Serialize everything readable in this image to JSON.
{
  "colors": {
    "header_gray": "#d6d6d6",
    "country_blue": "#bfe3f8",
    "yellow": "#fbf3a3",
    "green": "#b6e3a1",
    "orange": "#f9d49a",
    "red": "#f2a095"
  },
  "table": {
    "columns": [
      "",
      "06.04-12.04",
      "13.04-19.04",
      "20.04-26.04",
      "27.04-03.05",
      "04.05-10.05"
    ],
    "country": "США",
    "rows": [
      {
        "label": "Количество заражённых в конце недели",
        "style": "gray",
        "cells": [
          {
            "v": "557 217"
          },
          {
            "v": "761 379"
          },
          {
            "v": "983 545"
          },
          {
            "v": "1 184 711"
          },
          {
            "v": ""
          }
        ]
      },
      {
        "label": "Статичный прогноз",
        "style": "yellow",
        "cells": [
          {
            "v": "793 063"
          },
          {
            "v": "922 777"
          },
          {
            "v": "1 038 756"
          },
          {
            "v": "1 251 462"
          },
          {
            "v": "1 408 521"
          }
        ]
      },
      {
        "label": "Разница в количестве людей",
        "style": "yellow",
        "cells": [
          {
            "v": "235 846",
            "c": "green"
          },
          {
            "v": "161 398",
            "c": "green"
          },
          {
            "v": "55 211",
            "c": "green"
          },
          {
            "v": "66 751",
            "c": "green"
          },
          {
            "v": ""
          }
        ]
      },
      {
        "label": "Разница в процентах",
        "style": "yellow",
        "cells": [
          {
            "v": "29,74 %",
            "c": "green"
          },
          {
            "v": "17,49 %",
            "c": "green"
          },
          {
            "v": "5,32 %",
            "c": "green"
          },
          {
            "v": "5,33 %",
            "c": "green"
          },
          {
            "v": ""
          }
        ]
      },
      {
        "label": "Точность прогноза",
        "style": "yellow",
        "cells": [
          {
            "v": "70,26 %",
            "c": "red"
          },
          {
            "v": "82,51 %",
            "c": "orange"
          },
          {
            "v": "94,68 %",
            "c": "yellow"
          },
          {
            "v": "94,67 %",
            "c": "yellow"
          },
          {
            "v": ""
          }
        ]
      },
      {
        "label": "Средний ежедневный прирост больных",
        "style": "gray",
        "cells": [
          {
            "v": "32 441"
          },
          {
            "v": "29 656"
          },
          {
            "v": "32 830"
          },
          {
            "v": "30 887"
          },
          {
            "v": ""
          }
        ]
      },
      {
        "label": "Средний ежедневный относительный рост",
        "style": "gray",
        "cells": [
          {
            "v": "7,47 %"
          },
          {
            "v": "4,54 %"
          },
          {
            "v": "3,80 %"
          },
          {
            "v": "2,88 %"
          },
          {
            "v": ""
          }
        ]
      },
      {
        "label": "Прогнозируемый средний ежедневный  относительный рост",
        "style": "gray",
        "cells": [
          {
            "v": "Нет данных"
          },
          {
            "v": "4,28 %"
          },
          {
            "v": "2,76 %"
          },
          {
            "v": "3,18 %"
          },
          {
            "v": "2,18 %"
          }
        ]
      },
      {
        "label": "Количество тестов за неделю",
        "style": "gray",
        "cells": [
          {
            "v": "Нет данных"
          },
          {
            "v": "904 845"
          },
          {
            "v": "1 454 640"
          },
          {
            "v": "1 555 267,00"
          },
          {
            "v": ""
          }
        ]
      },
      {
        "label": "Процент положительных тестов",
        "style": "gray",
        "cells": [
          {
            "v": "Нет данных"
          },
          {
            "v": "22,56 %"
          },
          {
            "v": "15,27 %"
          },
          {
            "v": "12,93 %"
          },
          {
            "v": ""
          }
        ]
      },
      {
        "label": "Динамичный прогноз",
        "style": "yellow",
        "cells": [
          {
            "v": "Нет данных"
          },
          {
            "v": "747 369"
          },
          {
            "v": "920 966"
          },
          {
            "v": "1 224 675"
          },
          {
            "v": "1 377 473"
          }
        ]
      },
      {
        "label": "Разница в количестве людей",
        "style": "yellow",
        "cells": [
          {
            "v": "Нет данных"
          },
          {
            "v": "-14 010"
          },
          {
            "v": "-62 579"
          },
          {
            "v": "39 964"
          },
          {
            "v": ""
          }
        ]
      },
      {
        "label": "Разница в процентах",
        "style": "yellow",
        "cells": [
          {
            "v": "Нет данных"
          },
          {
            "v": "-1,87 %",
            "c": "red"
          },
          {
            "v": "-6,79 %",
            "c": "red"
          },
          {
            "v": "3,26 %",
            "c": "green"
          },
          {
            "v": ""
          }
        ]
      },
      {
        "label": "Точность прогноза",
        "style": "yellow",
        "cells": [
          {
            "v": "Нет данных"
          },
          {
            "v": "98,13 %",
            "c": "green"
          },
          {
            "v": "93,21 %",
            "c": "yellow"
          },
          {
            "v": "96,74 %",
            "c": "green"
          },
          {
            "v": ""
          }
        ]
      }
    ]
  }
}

OBJECTIVE:
State the number of lines above that hold the string "тестов", with nothing added.

COMPLETED TASK:
2